[A block of data]
• • •

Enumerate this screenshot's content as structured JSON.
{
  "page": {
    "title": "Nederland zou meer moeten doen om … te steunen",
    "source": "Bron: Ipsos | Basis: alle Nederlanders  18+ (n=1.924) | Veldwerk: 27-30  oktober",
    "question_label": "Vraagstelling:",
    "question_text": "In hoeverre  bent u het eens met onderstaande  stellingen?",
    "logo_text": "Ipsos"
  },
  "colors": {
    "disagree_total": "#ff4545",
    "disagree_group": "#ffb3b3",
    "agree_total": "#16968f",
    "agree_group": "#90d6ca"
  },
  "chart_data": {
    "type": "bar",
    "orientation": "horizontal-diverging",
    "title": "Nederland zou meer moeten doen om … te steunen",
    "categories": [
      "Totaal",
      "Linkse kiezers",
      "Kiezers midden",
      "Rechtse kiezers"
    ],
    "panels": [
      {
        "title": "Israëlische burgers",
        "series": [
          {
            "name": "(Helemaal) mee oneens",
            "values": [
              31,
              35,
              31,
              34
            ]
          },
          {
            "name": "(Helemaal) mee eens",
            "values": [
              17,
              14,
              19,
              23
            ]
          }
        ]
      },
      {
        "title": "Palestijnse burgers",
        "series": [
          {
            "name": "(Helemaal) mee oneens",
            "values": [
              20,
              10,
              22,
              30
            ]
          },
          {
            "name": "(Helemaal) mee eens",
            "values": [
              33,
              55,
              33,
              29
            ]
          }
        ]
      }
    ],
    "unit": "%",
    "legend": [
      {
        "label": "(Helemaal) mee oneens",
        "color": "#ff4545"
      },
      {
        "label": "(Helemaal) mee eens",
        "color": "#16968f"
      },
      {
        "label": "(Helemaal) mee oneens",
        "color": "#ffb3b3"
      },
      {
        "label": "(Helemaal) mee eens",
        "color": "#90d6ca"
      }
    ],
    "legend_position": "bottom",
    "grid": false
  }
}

• • •

▸ **GIVEN EXERCISE**: Please quote the data above in full, with no line missing.

▸ **RESULT**:
Enumerate this screenshot's content as structured JSON.
{
  "page": {
    "title": "Nederland zou meer moeten doen om … te steunen",
    "source": "Bron: Ipsos | Basis: alle Nederlanders  18+ (n=1.924) | Veldwerk: 27-30  oktober",
    "question_label": "Vraagstelling:",
    "question_text": "In hoeverre  bent u het eens met onderstaande  stellingen?",
    "logo_text": "Ipsos"
  },
  "colors": {
    "disagree_total": "#ff4545",
    "disagree_group": "#ffb3b3",
    "agree_total": "#16968f",
    "agree_group": "#90d6ca"
  },
  "chart_data": {
    "type": "bar",
    "orientation": "horizontal-diverging",
    "title": "Nederland zou meer moeten doen om … te steunen",
    "categories": [
      "Totaal",
      "Linkse kiezers",
      "Kiezers midden",
      "Rechtse kiezers"
    ],
    "panels": [
      {
        "title": "Israëlische burgers",
        "series": [
          {
            "name": "(Helemaal) mee oneens",
            "values": [
              31,
              35,
              31,
              34
            ]
          },
          {
            "name": "(Helemaal) mee eens",
            "values": [
              17,
              14,
              19,
              23
            ]
          }
        ]
      },
      {
        "title": "Palestijnse burgers",
        "series": [
          {
            "name": "(Helemaal) mee oneens",
            "values": [
              20,
              10,
              22,
              30
            ]
          },
          {
            "name": "(Helemaal) mee eens",
            "values": [
              33,
              55,
              33,
              29
            ]
          }
        ]
      }
    ],
    "unit": "%",
    "legend": [
      {
        "label": "(Helemaal) mee oneens",
        "color": "#ff4545"
      },
      {
        "label": "(Helemaal) mee eens",
        "color": "#16968f"
      },
      {
        "label": "(Helemaal) mee oneens",
        "color": "#ffb3b3"
      },
      {
        "label": "(Helemaal) mee eens",
        "color": "#90d6ca"
      }
    ],
    "legend_position": "bottom",
    "grid": false
  }
}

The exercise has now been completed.